> _Exercise description_: Copy out the lines below word for word, from the first one through the line that contains "- cell-avg-score: 88.8: [974, 1041, 1104, 1074]", and nothing else.

(Element and region data)
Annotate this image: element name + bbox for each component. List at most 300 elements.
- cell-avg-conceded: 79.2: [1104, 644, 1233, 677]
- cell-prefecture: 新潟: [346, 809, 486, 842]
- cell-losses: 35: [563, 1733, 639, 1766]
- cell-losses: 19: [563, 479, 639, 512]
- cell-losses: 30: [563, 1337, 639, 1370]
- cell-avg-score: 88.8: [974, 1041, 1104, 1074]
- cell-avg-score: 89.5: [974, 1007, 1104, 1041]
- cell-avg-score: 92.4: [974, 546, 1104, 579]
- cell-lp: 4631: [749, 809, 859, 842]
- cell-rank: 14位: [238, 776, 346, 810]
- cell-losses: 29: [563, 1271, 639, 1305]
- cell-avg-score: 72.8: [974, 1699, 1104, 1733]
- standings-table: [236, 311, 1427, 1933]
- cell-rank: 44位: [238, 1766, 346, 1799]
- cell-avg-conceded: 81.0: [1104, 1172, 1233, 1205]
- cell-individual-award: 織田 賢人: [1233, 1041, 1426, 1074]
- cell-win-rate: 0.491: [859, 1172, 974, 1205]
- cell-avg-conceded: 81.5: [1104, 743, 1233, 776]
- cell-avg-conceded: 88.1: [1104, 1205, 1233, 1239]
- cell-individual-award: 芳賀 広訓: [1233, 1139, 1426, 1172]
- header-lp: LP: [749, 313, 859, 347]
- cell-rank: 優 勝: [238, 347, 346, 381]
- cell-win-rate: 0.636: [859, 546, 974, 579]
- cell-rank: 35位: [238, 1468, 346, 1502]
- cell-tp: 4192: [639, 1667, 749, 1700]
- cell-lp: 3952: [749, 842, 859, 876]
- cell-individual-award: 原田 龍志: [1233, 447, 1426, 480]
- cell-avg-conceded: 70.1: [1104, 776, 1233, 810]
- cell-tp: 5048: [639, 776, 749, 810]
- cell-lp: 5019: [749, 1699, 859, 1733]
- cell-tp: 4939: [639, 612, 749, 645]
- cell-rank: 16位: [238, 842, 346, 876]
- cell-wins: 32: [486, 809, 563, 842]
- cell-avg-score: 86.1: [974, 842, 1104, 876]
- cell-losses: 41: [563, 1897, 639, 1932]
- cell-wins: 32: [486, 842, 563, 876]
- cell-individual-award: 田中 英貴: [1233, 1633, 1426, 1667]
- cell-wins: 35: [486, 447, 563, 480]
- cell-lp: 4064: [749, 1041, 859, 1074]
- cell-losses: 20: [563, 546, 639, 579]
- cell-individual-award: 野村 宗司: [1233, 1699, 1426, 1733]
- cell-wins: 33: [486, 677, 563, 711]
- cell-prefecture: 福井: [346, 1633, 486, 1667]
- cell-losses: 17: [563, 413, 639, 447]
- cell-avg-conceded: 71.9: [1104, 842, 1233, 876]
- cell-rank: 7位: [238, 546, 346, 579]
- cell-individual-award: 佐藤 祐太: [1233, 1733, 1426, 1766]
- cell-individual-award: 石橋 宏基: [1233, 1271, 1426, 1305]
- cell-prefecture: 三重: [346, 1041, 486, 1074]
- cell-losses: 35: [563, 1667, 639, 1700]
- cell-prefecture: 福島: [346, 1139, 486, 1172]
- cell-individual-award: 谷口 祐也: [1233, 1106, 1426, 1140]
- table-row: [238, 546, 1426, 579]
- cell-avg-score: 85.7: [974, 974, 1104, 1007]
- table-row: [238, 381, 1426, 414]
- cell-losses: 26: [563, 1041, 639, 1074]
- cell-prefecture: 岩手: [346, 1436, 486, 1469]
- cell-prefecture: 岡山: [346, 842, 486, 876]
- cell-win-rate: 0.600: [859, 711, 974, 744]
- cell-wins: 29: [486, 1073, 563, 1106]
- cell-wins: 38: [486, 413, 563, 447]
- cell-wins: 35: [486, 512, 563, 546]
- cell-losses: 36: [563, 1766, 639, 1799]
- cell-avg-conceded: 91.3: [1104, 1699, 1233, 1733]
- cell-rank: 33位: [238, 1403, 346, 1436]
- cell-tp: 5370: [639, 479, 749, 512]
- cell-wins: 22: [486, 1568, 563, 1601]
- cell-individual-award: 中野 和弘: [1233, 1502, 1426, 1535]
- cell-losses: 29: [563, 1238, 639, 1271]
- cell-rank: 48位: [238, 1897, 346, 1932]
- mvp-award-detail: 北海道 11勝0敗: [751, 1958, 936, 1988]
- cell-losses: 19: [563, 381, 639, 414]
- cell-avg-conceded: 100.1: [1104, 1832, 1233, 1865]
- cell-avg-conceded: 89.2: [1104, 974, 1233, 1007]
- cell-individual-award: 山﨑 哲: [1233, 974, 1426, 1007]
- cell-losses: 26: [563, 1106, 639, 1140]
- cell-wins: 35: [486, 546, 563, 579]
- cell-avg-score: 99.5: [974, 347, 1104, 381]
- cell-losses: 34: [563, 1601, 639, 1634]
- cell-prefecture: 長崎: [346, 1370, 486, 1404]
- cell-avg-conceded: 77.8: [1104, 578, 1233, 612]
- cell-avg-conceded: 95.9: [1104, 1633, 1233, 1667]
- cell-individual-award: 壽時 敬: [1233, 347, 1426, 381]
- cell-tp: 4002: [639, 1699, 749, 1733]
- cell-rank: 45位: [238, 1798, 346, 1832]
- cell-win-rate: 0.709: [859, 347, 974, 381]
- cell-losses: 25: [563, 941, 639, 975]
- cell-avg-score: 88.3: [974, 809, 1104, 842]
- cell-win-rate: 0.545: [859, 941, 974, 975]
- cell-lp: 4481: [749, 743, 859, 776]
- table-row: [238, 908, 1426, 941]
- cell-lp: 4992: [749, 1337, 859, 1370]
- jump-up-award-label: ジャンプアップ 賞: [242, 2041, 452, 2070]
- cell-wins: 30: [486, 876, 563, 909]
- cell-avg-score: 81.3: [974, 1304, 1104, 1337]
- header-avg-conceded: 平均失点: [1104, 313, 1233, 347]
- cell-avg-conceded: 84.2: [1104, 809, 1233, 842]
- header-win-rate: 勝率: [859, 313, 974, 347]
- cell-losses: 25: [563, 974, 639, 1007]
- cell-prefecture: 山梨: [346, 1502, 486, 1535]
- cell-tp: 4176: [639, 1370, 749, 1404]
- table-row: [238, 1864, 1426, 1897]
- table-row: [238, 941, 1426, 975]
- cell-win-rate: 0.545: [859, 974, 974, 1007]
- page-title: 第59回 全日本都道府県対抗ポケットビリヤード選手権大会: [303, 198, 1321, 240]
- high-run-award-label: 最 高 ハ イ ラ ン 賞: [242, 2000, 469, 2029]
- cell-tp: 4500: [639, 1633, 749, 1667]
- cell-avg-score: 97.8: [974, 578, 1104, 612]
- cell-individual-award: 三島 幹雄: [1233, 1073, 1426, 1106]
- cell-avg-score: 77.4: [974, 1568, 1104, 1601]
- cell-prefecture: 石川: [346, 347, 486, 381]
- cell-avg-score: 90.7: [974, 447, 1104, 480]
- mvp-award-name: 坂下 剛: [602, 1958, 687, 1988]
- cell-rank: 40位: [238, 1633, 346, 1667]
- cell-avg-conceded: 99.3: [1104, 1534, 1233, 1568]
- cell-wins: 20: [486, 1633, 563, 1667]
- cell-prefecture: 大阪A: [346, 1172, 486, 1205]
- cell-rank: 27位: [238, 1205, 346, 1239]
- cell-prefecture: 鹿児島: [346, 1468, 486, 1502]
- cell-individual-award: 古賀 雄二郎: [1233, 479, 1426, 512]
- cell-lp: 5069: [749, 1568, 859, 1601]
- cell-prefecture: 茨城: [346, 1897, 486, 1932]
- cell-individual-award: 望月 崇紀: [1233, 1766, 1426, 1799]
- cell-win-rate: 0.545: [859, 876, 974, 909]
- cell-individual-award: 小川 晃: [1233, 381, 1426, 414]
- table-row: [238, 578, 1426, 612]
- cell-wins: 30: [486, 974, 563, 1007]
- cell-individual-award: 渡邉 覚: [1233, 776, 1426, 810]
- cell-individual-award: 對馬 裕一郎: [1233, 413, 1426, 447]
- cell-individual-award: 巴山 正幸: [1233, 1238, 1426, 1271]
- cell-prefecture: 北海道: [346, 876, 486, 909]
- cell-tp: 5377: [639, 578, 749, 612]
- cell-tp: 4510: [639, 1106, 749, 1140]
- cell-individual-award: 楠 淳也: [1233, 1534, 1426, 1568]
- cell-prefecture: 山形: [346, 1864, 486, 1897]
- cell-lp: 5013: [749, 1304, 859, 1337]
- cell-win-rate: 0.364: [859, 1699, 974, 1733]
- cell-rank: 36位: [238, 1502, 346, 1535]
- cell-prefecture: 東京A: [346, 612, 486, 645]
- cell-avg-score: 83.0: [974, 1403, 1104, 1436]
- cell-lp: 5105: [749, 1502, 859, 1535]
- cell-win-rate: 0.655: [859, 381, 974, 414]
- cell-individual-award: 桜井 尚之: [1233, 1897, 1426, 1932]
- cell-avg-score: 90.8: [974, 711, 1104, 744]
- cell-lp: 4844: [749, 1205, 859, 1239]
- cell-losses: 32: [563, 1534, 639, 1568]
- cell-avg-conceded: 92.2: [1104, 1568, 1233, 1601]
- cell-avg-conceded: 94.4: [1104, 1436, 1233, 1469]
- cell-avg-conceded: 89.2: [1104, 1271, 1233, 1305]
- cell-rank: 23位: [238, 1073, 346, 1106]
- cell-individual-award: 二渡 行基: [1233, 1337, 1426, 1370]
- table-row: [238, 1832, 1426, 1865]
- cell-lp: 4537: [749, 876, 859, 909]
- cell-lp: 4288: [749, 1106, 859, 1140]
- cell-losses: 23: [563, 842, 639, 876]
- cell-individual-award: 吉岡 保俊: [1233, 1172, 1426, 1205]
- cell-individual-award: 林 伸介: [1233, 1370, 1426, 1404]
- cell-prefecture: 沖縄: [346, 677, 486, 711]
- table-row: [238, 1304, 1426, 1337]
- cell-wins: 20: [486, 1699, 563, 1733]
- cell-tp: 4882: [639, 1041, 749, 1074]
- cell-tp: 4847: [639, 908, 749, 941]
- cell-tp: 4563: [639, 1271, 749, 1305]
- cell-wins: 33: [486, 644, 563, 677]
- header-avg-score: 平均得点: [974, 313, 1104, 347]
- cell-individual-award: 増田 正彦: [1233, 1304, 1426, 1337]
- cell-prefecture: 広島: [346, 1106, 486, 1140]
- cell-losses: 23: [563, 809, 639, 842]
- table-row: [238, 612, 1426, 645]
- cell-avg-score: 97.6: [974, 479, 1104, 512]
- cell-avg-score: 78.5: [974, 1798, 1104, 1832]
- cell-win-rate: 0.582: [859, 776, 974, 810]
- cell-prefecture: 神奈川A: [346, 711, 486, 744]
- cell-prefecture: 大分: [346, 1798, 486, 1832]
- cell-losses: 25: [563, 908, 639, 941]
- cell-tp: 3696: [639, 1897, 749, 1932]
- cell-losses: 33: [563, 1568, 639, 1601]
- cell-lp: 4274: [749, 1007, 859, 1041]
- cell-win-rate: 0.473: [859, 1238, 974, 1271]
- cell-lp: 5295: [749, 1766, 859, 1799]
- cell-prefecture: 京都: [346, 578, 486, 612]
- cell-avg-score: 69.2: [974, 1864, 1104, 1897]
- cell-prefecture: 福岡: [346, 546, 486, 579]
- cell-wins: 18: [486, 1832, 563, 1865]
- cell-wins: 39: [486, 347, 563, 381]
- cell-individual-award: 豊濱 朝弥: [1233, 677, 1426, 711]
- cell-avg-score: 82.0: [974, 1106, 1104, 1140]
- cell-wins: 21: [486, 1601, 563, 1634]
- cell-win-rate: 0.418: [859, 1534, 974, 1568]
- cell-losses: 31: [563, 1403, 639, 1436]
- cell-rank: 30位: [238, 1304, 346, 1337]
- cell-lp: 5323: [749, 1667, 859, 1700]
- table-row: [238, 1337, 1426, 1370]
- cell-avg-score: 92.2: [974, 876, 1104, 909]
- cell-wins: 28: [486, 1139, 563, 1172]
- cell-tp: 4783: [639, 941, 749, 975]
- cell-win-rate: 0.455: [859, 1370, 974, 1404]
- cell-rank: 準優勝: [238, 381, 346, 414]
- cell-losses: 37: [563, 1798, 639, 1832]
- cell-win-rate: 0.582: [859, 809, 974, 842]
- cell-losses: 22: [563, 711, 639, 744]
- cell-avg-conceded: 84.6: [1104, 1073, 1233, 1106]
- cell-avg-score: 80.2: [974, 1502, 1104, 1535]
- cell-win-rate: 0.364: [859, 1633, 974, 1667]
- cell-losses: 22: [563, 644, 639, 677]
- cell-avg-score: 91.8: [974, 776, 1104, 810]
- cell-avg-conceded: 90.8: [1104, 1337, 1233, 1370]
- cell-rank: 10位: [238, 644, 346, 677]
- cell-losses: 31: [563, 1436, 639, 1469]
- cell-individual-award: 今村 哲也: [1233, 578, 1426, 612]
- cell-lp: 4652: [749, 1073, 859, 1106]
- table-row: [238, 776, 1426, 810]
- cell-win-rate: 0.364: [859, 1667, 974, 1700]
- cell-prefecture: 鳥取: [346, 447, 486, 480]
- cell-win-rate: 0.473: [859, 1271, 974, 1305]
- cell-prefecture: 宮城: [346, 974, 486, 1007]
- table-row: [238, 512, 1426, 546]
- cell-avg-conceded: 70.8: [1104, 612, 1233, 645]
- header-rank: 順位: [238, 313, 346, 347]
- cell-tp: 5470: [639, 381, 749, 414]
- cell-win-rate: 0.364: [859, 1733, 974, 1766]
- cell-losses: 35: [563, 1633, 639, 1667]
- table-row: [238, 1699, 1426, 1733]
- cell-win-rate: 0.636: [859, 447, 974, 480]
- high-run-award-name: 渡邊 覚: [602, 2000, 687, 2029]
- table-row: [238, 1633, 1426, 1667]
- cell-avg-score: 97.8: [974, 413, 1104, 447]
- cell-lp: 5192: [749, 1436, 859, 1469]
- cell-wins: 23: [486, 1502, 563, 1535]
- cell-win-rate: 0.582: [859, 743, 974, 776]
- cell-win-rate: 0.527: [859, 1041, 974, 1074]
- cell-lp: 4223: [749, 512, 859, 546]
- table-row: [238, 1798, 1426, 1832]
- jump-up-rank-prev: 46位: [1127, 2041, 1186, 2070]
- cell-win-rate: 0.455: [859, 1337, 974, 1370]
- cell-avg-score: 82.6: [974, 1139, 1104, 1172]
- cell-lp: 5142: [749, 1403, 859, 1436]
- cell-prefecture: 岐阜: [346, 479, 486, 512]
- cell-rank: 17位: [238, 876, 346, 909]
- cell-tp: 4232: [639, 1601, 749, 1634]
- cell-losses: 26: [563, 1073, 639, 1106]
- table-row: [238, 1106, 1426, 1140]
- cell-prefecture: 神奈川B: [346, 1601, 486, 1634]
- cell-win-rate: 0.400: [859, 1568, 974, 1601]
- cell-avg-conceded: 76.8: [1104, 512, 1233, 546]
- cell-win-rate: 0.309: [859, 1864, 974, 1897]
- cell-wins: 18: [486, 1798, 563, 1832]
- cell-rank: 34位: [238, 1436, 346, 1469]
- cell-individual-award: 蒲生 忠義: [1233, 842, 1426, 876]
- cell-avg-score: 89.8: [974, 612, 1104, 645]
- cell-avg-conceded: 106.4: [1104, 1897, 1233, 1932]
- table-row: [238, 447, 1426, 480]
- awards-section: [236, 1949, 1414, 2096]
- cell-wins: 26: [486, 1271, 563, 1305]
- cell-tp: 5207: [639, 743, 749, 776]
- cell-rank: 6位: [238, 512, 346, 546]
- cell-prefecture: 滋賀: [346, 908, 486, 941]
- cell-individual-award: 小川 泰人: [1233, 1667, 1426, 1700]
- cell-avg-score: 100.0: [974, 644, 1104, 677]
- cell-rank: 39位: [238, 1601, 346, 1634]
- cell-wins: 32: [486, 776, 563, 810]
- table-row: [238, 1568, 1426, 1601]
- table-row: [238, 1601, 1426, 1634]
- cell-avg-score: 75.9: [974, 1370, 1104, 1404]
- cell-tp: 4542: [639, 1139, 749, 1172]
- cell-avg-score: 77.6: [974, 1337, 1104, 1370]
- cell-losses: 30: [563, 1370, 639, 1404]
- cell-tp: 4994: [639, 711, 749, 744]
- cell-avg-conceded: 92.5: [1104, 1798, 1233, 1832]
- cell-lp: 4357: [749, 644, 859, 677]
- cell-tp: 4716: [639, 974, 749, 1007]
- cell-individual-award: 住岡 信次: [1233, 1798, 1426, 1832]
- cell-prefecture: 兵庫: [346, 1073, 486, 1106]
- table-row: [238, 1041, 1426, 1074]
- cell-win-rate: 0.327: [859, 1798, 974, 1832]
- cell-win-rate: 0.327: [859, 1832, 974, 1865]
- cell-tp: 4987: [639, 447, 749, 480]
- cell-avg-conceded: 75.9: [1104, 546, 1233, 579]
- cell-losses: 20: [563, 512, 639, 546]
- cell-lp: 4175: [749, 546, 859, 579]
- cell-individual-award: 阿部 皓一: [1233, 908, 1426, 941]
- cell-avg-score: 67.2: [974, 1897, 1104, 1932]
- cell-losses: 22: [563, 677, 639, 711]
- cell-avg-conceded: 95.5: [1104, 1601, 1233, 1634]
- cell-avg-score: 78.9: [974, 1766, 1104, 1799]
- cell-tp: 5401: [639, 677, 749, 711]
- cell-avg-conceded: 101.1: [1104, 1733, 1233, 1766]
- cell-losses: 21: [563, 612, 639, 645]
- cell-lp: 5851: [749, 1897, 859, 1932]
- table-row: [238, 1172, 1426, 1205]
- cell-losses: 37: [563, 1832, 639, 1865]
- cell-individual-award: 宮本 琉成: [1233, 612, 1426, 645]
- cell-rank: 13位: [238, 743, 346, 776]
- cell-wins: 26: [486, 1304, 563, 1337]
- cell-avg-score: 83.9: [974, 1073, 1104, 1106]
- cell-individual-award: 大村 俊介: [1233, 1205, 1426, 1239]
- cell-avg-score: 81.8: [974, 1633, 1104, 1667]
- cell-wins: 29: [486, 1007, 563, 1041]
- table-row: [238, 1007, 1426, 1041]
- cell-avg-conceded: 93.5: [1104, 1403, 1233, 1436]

> _Answer below_:
Annotate this image: element name + bbox for each component. List at most 300 elements.
- cell-avg-conceded: 79.2: [1104, 644, 1233, 677]
- cell-prefecture: 新潟: [346, 809, 486, 842]
- cell-losses: 35: [563, 1733, 639, 1766]
- cell-losses: 19: [563, 479, 639, 512]
- cell-losses: 30: [563, 1337, 639, 1370]
- cell-avg-score: 88.8: [974, 1041, 1104, 1074]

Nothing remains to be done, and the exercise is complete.